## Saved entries
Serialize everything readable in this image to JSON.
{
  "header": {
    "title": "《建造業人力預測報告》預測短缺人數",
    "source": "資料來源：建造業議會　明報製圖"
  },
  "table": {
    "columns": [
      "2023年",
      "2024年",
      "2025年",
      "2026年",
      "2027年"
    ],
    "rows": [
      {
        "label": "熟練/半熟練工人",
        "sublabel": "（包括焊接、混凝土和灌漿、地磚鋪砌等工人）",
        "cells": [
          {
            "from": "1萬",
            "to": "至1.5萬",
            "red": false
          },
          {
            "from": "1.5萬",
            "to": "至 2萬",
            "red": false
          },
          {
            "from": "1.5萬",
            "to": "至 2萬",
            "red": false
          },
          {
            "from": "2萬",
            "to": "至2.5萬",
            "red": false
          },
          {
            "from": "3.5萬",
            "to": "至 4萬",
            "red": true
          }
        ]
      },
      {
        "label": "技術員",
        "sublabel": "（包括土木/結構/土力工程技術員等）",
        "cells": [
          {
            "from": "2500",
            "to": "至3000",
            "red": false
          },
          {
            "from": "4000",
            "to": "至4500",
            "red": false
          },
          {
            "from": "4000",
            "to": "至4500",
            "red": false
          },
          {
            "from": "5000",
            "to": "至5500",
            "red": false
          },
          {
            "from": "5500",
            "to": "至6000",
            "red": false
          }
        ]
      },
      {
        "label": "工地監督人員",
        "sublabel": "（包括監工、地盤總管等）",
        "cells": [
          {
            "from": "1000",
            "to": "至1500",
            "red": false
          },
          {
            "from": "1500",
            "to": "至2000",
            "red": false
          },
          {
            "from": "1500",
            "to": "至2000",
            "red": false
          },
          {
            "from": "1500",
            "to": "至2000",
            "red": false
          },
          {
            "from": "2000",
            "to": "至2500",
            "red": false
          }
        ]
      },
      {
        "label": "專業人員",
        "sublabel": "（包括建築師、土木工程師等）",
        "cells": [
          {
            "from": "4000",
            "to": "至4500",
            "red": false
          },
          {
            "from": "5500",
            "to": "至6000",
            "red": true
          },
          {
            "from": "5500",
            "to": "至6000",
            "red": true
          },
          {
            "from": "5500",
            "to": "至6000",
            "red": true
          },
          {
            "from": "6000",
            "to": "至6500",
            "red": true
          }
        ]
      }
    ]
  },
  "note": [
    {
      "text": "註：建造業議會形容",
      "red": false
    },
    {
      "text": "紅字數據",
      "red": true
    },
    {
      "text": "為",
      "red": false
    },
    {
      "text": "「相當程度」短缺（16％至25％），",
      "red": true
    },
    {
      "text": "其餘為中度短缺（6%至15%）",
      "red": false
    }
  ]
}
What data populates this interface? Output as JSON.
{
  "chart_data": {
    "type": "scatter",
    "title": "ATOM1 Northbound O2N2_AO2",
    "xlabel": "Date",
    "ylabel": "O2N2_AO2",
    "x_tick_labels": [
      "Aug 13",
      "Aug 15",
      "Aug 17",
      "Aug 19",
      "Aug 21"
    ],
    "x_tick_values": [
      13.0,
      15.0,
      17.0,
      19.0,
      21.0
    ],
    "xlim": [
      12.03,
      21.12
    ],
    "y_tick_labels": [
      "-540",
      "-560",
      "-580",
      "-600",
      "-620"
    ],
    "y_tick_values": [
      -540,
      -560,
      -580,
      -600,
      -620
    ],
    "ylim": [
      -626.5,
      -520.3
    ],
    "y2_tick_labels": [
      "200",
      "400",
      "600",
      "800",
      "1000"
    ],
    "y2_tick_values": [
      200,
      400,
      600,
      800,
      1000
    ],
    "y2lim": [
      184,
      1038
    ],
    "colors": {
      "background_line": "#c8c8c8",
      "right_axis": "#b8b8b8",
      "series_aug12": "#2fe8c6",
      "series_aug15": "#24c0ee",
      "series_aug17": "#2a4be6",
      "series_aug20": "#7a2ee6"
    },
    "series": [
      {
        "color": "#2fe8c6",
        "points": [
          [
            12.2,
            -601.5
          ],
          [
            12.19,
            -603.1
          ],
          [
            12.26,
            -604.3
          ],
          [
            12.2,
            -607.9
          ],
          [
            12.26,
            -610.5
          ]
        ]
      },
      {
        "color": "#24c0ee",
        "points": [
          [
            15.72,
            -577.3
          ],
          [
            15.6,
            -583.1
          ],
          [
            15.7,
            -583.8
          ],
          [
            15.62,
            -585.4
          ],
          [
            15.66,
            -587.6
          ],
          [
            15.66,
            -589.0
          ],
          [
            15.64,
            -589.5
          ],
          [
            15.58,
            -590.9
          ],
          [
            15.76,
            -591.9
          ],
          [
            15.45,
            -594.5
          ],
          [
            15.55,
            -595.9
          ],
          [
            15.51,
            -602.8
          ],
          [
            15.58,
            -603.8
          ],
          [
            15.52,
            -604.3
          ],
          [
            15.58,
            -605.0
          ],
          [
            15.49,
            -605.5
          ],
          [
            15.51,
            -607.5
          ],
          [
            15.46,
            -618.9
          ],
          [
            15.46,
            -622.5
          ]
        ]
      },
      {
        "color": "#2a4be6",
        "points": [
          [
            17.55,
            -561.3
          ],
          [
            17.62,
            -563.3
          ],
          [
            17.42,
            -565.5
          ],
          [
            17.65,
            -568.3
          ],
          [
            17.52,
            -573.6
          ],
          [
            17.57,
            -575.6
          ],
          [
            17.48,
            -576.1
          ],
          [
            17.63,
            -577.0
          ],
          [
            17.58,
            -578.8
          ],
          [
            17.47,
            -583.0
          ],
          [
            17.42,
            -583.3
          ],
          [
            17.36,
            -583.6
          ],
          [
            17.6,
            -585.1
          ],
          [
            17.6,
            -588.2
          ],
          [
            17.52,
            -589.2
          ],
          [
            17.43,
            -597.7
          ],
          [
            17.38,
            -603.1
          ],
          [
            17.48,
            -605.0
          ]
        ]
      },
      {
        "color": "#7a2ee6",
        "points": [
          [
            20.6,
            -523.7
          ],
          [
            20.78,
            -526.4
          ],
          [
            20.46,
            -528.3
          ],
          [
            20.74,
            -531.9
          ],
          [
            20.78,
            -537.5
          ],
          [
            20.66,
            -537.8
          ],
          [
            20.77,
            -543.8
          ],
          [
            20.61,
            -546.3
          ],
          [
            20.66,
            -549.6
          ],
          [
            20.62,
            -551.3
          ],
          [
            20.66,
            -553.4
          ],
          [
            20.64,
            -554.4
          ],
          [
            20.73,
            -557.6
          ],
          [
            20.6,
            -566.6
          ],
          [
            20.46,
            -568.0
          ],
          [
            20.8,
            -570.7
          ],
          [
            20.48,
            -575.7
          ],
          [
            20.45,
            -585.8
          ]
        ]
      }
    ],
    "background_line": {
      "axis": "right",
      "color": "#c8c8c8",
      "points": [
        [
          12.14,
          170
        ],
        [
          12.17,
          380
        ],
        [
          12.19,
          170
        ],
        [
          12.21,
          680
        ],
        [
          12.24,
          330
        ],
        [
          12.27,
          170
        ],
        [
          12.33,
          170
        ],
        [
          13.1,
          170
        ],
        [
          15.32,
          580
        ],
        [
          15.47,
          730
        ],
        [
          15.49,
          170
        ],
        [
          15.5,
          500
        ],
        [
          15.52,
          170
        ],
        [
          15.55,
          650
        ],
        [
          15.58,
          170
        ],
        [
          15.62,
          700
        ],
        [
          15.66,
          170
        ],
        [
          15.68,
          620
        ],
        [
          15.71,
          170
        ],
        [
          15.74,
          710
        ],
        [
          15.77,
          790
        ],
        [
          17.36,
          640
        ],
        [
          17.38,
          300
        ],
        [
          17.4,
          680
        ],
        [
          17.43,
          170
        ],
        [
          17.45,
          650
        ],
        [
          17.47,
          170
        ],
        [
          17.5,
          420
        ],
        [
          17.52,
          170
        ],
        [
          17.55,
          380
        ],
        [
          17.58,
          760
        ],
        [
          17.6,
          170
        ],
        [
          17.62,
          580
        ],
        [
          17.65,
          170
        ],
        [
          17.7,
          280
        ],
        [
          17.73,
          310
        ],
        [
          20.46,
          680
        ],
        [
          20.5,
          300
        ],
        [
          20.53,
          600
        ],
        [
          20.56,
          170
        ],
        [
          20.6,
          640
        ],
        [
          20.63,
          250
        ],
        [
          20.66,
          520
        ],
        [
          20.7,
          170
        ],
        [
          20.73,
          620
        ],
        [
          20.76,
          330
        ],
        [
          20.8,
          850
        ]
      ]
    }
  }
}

## TASK DETAILS
Select every line of the records holding the string "title".

## COMPLETE OUTPUT
    "title": "《建造業人力預測報告》預測短缺人數",
    "title": "ATOM1 Northbound O2N2_AO2",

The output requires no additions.